The records Block Start

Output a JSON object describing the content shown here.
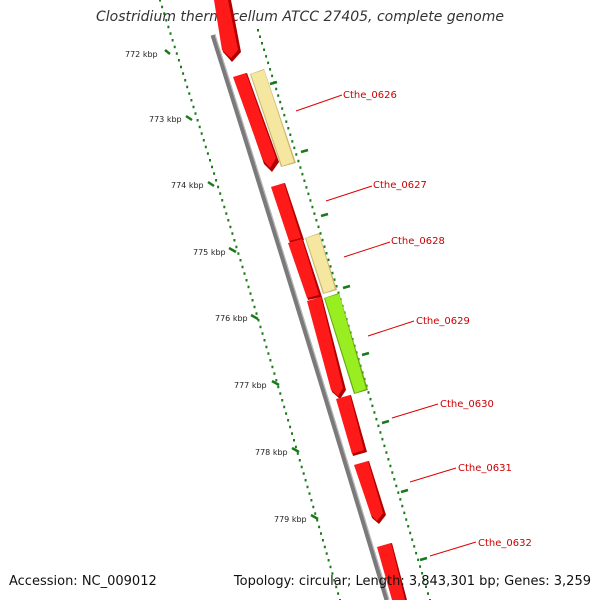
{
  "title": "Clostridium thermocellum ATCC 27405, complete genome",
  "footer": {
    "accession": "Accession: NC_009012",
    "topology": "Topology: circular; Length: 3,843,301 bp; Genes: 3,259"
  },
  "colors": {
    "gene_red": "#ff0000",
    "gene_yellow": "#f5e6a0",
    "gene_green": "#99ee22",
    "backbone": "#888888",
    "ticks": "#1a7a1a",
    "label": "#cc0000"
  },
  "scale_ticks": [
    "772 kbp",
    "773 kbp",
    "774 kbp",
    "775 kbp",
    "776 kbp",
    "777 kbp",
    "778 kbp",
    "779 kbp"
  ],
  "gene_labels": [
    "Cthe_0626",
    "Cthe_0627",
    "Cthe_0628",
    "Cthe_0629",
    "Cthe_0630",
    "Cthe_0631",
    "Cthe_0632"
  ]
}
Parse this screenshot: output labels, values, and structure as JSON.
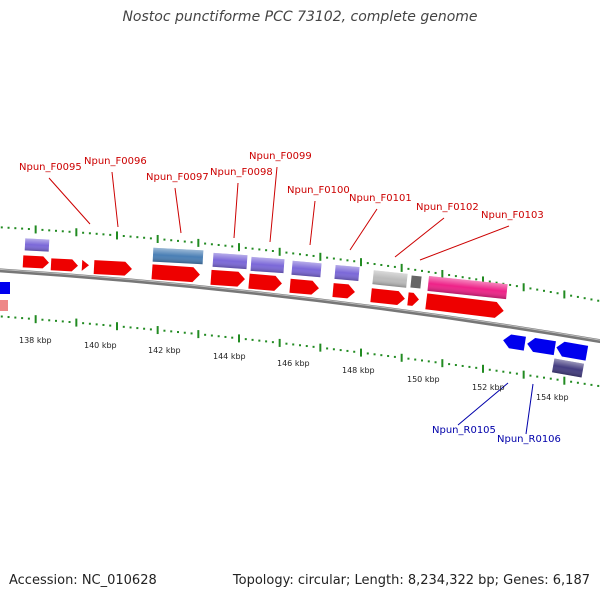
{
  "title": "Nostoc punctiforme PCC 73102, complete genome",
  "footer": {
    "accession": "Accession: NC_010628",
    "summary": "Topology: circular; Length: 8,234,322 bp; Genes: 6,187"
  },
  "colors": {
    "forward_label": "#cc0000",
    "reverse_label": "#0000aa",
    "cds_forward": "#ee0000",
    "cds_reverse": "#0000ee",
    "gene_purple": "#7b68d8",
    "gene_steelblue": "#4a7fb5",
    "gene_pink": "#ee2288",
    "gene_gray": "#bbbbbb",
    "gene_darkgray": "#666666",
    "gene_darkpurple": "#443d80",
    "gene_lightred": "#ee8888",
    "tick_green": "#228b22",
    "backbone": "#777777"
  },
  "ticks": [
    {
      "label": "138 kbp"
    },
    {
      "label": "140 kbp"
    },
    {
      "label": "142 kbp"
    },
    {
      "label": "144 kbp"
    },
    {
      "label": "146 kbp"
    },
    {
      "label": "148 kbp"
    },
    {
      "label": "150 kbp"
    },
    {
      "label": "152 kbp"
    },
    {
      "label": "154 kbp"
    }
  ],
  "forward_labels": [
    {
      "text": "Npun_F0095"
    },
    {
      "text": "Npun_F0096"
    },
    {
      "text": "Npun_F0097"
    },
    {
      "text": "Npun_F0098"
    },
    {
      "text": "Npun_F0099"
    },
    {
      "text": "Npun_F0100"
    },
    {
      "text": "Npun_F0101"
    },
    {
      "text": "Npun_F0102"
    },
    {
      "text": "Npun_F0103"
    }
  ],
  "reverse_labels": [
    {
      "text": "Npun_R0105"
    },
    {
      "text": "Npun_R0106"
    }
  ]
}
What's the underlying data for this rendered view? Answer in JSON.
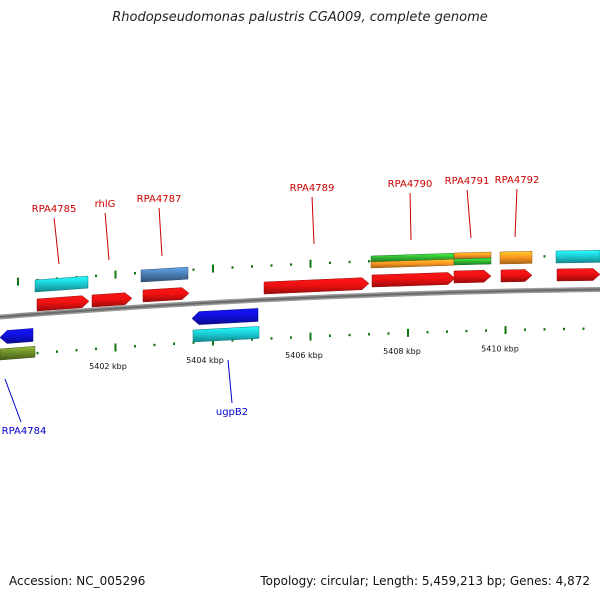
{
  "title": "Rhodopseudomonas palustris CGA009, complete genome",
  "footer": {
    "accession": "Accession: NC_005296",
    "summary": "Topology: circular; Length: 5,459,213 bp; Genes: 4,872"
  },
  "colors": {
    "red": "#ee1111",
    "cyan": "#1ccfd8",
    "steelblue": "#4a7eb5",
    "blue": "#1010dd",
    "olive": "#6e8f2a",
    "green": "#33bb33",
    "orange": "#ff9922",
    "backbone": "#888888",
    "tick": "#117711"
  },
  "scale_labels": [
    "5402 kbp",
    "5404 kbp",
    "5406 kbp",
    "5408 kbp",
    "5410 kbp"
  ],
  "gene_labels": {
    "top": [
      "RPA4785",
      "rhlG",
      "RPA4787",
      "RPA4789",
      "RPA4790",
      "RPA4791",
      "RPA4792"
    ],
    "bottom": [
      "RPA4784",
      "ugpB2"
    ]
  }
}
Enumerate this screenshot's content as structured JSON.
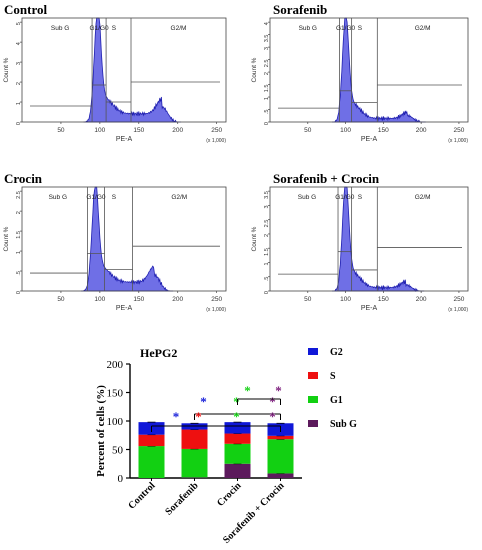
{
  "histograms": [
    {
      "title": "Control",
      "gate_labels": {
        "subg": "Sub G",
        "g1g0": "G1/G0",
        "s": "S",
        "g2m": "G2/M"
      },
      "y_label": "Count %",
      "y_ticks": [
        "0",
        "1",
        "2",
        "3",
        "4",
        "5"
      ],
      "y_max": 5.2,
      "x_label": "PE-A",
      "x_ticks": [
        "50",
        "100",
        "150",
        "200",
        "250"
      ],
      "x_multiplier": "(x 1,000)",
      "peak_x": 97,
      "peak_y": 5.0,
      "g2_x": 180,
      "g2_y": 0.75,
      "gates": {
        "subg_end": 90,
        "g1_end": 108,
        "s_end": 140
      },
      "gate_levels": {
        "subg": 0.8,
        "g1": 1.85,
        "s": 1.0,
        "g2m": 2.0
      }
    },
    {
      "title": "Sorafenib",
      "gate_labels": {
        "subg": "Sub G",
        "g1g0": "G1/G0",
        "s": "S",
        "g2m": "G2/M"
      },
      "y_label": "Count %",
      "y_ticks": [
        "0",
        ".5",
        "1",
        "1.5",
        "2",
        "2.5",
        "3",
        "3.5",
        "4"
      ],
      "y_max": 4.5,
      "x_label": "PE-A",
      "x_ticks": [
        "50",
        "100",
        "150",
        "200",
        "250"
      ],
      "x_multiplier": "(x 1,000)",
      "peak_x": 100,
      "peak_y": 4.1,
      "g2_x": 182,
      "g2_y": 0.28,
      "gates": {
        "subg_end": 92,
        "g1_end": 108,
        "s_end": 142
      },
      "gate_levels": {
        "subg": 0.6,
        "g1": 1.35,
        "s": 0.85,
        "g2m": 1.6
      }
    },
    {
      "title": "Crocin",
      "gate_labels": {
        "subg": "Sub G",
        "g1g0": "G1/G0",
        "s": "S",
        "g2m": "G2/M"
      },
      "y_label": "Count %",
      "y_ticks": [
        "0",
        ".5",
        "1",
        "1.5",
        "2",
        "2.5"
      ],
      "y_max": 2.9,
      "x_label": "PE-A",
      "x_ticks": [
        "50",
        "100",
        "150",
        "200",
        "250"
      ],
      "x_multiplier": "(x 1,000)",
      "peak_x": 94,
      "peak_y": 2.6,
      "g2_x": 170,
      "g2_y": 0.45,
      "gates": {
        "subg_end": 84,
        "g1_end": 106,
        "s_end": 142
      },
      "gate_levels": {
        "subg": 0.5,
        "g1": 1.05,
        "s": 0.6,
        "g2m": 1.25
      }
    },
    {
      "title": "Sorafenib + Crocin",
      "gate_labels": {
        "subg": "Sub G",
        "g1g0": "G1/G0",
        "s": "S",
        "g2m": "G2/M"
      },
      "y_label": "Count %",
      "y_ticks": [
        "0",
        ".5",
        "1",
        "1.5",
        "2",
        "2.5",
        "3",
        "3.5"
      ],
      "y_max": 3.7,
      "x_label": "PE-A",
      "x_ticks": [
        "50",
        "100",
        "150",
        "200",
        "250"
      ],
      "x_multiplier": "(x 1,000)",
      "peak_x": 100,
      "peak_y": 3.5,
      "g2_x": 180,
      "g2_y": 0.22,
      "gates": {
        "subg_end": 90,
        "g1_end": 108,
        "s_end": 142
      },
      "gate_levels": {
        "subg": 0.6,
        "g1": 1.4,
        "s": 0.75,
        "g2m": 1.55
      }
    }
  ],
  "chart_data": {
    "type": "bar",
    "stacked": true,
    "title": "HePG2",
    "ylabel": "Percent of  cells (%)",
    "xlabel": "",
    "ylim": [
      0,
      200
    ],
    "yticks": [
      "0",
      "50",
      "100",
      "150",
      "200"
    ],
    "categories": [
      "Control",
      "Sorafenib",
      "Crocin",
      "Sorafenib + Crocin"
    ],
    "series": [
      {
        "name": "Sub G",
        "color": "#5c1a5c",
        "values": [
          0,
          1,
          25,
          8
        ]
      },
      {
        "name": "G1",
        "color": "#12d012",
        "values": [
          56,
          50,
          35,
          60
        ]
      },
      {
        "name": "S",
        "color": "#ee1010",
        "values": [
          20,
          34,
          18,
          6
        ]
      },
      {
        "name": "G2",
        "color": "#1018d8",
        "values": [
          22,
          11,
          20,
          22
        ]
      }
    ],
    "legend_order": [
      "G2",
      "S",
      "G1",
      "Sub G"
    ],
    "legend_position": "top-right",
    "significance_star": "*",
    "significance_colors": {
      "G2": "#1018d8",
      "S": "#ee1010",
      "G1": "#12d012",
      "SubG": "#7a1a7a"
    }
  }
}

The records Block End

What is expected: Each line of the entries above that contains "JSON" is to be copied.

Task result:
Output a JSON object describing the content shown here.
Parse this screenshot: output labels, values, and structure as JSON.
What's the underlying data for this rendered view? Answer in JSON.
Enumerate this screenshot's content as structured JSON.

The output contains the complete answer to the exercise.